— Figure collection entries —
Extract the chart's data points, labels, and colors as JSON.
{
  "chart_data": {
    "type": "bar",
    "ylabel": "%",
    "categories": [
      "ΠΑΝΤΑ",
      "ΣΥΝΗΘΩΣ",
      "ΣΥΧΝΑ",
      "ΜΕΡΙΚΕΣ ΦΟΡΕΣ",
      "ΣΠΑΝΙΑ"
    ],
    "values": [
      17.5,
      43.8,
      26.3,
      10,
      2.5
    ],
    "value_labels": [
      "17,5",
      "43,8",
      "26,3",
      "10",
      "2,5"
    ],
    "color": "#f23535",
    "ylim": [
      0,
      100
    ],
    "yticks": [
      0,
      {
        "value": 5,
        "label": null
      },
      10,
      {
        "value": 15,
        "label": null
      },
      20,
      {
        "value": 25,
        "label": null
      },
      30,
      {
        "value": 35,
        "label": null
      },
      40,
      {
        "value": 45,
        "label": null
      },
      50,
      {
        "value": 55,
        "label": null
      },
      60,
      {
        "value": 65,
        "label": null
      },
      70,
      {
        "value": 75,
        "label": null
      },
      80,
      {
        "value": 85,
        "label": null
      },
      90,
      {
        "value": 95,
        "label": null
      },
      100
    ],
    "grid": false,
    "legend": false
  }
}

— WRITTEN INSTRUCTION —
Reproduce the material above without altering a single character.

— PROBLEM SOLUTION —
Extract the chart's data points, labels, and colors as JSON.
{
  "chart_data": {
    "type": "bar",
    "ylabel": "%",
    "categories": [
      "ΠΑΝΤΑ",
      "ΣΥΝΗΘΩΣ",
      "ΣΥΧΝΑ",
      "ΜΕΡΙΚΕΣ ΦΟΡΕΣ",
      "ΣΠΑΝΙΑ"
    ],
    "values": [
      17.5,
      43.8,
      26.3,
      10,
      2.5
    ],
    "value_labels": [
      "17,5",
      "43,8",
      "26,3",
      "10",
      "2,5"
    ],
    "color": "#f23535",
    "ylim": [
      0,
      100
    ],
    "yticks": [
      0,
      {
        "value": 5,
        "label": null
      },
      10,
      {
        "value": 15,
        "label": null
      },
      20,
      {
        "value": 25,
        "label": null
      },
      30,
      {
        "value": 35,
        "label": null
      },
      40,
      {
        "value": 45,
        "label": null
      },
      50,
      {
        "value": 55,
        "label": null
      },
      60,
      {
        "value": 65,
        "label": null
      },
      70,
      {
        "value": 75,
        "label": null
      },
      80,
      {
        "value": 85,
        "label": null
      },
      90,
      {
        "value": 95,
        "label": null
      },
      100
    ],
    "grid": false,
    "legend": false
  }
}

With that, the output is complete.